● **Requirement**:
Quote the entries that follow exactly, leaving none out.

# start of Given records

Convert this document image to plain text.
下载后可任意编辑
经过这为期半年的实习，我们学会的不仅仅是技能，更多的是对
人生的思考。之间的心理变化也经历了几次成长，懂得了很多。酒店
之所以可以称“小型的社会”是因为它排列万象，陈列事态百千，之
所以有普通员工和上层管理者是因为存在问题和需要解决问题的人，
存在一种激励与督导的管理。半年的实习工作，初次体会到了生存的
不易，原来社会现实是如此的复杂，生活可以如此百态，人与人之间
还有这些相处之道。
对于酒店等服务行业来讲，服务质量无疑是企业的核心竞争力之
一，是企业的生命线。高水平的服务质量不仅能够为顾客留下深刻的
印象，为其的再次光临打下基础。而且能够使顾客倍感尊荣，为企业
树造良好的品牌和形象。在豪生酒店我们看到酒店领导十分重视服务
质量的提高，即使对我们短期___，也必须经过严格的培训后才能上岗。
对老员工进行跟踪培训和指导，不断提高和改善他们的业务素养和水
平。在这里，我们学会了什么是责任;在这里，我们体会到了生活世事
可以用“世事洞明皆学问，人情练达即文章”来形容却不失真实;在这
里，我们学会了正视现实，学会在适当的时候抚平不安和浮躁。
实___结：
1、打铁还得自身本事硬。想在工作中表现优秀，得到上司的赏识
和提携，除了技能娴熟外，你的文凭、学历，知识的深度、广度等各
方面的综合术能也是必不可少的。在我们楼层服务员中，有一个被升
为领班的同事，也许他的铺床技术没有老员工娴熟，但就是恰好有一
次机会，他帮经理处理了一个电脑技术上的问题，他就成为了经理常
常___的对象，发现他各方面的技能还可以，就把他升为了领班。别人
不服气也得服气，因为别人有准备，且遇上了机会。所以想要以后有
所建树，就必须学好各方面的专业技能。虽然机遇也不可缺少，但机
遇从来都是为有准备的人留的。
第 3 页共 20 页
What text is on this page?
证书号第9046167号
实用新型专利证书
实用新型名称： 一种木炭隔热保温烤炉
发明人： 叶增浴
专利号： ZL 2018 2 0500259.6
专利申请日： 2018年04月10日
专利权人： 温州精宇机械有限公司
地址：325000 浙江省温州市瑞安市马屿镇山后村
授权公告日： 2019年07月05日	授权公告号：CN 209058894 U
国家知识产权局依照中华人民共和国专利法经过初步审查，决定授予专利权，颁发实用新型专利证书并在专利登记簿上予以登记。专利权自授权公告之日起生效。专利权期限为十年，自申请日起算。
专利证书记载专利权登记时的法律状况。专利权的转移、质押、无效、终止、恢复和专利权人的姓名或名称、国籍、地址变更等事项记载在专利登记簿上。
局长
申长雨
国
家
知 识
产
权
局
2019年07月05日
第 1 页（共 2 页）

# end of Given records

● **Response for this exercise**:
Convert this document image to plain text.
下载后可任意编辑
经过这为期半年的实习，我们学会的不仅仅是技能，更多的是对
人生的思考。之间的心理变化也经历了几次成长，懂得了很多。酒店
之所以可以称“小型的社会”是因为它排列万象，陈列事态百千，之
所以有普通员工和上层管理者是因为存在问题和需要解决问题的人，
存在一种激励与督导的管理。半年的实习工作，初次体会到了生存的
不易，原来社会现实是如此的复杂，生活可以如此百态，人与人之间
还有这些相处之道。
对于酒店等服务行业来讲，服务质量无疑是企业的核心竞争力之
一，是企业的生命线。高水平的服务质量不仅能够为顾客留下深刻的
印象，为其的再次光临打下基础。而且能够使顾客倍感尊荣，为企业
树造良好的品牌和形象。在豪生酒店我们看到酒店领导十分重视服务
质量的提高，即使对我们短期___，也必须经过严格的培训后才能上岗。
对老员工进行跟踪培训和指导，不断提高和改善他们的业务素养和水
平。在这里，我们学会了什么是责任;在这里，我们体会到了生活世事
可以用“世事洞明皆学问，人情练达即文章”来形容却不失真实;在这
里，我们学会了正视现实，学会在适当的时候抚平不安和浮躁。
实___结：
1、打铁还得自身本事硬。想在工作中表现优秀，得到上司的赏识
和提携，除了技能娴熟外，你的文凭、学历，知识的深度、广度等各
方面的综合术能也是必不可少的。在我们楼层服务员中，有一个被升
为领班的同事，也许他的铺床技术没有老员工娴熟，但就是恰好有一
次机会，他帮经理处理了一个电脑技术上的问题，他就成为了经理常
常___的对象，发现他各方面的技能还可以，就把他升为了领班。别人
不服气也得服气，因为别人有准备，且遇上了机会。所以想要以后有
所建树，就必须学好各方面的专业技能。虽然机遇也不可缺少，但机
遇从来都是为有准备的人留的。
第 3 页共 20 页
What text is on this page?
证书号第9046167号
实用新型专利证书
实用新型名称： 一种木炭隔热保温烤炉
发明人： 叶增浴
专利号： ZL 2018 2 0500259.6
专利申请日： 2018年04月10日
专利权人： 温州精宇机械有限公司
地址：325000 浙江省温州市瑞安市马屿镇山后村
授权公告日： 2019年07月05日	授权公告号：CN 209058894 U
国家知识产权局依照中华人民共和国专利法经过初步审查，决定授予专利权，颁发实用新型专利证书并在专利登记簿上予以登记。专利权自授权公告之日起生效。专利权期限为十年，自申请日起算。
专利证书记载专利权登记时的法律状况。专利权的转移、质押、无效、终止、恢复和专利权人的姓名或名称、国籍、地址变更等事项记载在专利登记簿上。
局长
申长雨
国
家
知 识
产
权
局
2019年07月05日
第 1 页（共 2 页）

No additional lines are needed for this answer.